-- WHAT IS BEING ASKED --
Give the listing below again in full, exactly as written.

• • • • • • •

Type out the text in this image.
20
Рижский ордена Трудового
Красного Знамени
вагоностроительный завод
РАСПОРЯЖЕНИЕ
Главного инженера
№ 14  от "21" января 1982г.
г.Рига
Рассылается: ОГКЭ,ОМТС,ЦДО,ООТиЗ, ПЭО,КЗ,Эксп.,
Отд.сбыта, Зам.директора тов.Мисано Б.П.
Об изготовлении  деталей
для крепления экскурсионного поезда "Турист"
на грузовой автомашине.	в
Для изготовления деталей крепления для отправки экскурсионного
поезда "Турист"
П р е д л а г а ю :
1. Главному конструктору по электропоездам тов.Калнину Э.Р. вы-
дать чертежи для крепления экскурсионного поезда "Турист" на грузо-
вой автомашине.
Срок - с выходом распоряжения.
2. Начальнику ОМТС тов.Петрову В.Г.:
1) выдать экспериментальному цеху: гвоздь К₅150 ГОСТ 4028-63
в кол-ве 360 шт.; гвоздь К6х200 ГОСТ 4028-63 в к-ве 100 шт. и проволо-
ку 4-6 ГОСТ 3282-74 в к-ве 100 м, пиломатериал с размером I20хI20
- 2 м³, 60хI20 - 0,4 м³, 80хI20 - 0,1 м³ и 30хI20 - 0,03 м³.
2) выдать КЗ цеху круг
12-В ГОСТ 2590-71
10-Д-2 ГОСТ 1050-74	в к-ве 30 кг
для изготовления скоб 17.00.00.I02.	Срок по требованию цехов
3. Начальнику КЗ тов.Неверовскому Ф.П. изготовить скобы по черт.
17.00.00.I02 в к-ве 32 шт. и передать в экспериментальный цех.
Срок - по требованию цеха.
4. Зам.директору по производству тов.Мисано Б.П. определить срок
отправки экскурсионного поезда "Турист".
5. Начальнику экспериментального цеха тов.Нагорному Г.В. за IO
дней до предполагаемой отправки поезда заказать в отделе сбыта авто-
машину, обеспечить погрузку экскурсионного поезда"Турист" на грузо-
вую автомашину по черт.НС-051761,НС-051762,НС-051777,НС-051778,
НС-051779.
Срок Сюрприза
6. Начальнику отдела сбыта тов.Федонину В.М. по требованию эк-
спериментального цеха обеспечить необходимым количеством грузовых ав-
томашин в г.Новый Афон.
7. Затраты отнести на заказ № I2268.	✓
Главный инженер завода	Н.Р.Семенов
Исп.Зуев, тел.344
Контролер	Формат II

• • • • • • •

-- COMPLETED EXERCISE --
Type out the text in this image.
20
Рижский ордена Трудового
Красного Знамени
вагоностроительный завод
РАСПОРЯЖЕНИЕ
Главного инженера
№ 14  от "21" января 1982г.
г.Рига
Рассылается: ОГКЭ,ОМТС,ЦДО,ООТиЗ, ПЭО,КЗ,Эксп.,
Отд.сбыта, Зам.директора тов.Мисано Б.П.
Об изготовлении  деталей
для крепления экскурсионного поезда "Турист"
на грузовой автомашине.	в
Для изготовления деталей крепления для отправки экскурсионного
поезда "Турист"
П р е д л а г а ю :
1. Главному конструктору по электропоездам тов.Калнину Э.Р. вы-
дать чертежи для крепления экскурсионного поезда "Турист" на грузо-
вой автомашине.
Срок - с выходом распоряжения.
2. Начальнику ОМТС тов.Петрову В.Г.:
1) выдать экспериментальному цеху: гвоздь К₅150 ГОСТ 4028-63
в кол-ве 360 шт.; гвоздь К6х200 ГОСТ 4028-63 в к-ве 100 шт. и проволо-
ку 4-6 ГОСТ 3282-74 в к-ве 100 м, пиломатериал с размером I20хI20
- 2 м³, 60хI20 - 0,4 м³, 80хI20 - 0,1 м³ и 30хI20 - 0,03 м³.
2) выдать КЗ цеху круг
12-В ГОСТ 2590-71
10-Д-2 ГОСТ 1050-74	в к-ве 30 кг
для изготовления скоб 17.00.00.I02.	Срок по требованию цехов
3. Начальнику КЗ тов.Неверовскому Ф.П. изготовить скобы по черт.
17.00.00.I02 в к-ве 32 шт. и передать в экспериментальный цех.
Срок - по требованию цеха.
4. Зам.директору по производству тов.Мисано Б.П. определить срок
отправки экскурсионного поезда "Турист".
5. Начальнику экспериментального цеха тов.Нагорному Г.В. за IO
дней до предполагаемой отправки поезда заказать в отделе сбыта авто-
машину, обеспечить погрузку экскурсионного поезда"Турист" на грузо-
вую автомашину по черт.НС-051761,НС-051762,НС-051777,НС-051778,
НС-051779.
Срок Сюрприза
6. Начальнику отдела сбыта тов.Федонину В.М. по требованию эк-
спериментального цеха обеспечить необходимым количеством грузовых ав-
томашин в г.Новый Афон.
7. Затраты отнести на заказ № I2268.	✓
Главный инженер завода	Н.Р.Семенов
Исп.Зуев, тел.344
Контролер	Формат II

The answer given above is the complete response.